_Data section:_
++++++++
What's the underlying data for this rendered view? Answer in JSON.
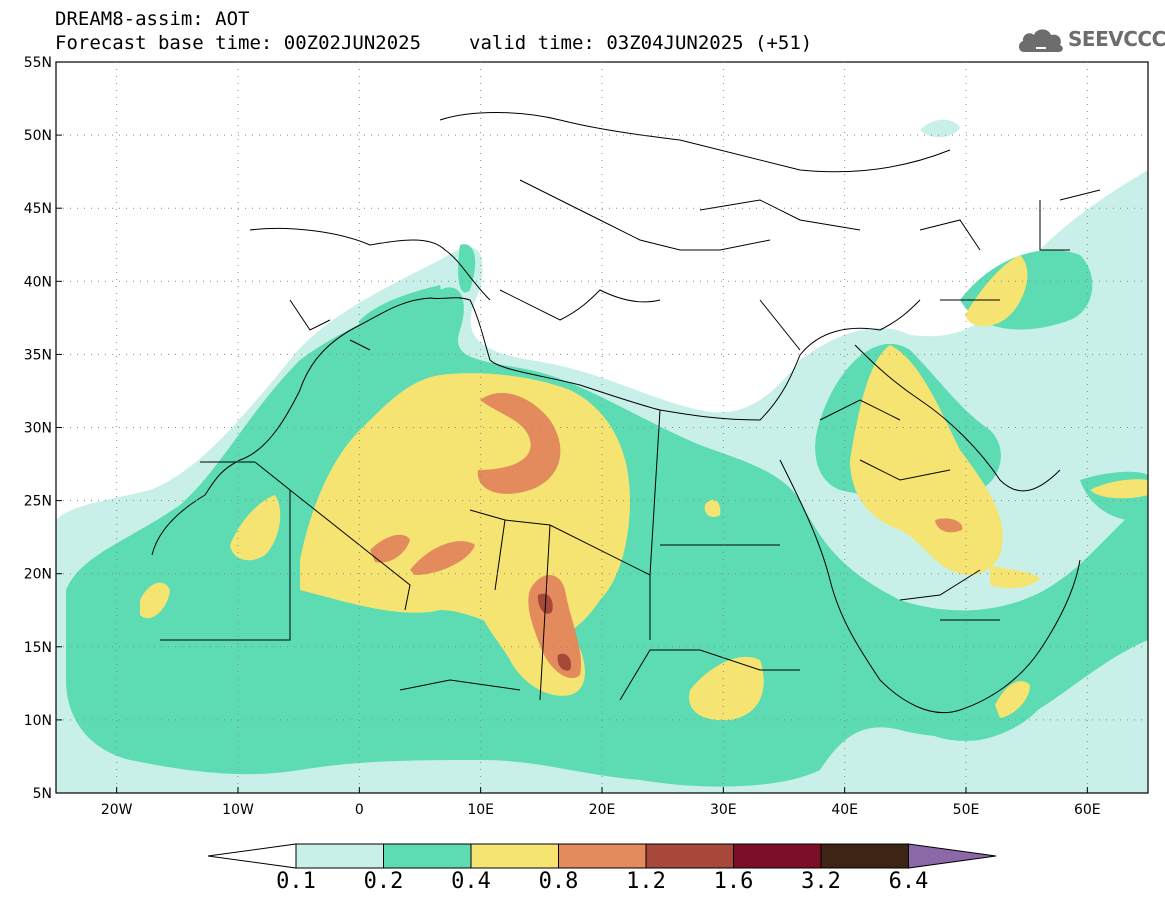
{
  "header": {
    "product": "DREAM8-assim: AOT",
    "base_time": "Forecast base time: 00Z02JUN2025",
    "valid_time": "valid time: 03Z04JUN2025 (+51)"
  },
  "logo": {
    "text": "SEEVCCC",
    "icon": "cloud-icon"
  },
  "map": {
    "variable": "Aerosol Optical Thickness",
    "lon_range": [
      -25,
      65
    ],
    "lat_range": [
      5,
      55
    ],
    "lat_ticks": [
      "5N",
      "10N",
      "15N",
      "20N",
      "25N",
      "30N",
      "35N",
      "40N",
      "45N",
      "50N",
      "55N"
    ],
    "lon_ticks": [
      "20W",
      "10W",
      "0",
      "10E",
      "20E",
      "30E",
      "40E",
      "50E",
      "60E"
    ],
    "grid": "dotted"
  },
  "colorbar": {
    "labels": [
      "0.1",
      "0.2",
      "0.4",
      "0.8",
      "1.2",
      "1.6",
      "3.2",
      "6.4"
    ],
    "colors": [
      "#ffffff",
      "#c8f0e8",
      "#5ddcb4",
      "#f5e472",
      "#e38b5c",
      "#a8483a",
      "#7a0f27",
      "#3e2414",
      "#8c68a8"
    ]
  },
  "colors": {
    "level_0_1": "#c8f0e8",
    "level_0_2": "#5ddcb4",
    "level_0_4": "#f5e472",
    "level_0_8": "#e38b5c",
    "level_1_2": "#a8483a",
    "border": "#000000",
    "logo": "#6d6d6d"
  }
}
++++++++
_Task prompt:_ Pictures don't belong in the copy. Transcribe every record exactly as it appears.

_Response for this exercise:_
What's the underlying data for this rendered view? Answer in JSON.
{
  "header": {
    "product": "DREAM8-assim: AOT",
    "base_time": "Forecast base time: 00Z02JUN2025",
    "valid_time": "valid time: 03Z04JUN2025 (+51)"
  },
  "logo": {
    "text": "SEEVCCC",
    "icon": "cloud-icon"
  },
  "map": {
    "variable": "Aerosol Optical Thickness",
    "lon_range": [
      -25,
      65
    ],
    "lat_range": [
      5,
      55
    ],
    "lat_ticks": [
      "5N",
      "10N",
      "15N",
      "20N",
      "25N",
      "30N",
      "35N",
      "40N",
      "45N",
      "50N",
      "55N"
    ],
    "lon_ticks": [
      "20W",
      "10W",
      "0",
      "10E",
      "20E",
      "30E",
      "40E",
      "50E",
      "60E"
    ],
    "grid": "dotted"
  },
  "colorbar": {
    "labels": [
      "0.1",
      "0.2",
      "0.4",
      "0.8",
      "1.2",
      "1.6",
      "3.2",
      "6.4"
    ],
    "colors": [
      "#ffffff",
      "#c8f0e8",
      "#5ddcb4",
      "#f5e472",
      "#e38b5c",
      "#a8483a",
      "#7a0f27",
      "#3e2414",
      "#8c68a8"
    ]
  },
  "colors": {
    "level_0_1": "#c8f0e8",
    "level_0_2": "#5ddcb4",
    "level_0_4": "#f5e472",
    "level_0_8": "#e38b5c",
    "level_1_2": "#a8483a",
    "border": "#000000",
    "logo": "#6d6d6d"
  }
}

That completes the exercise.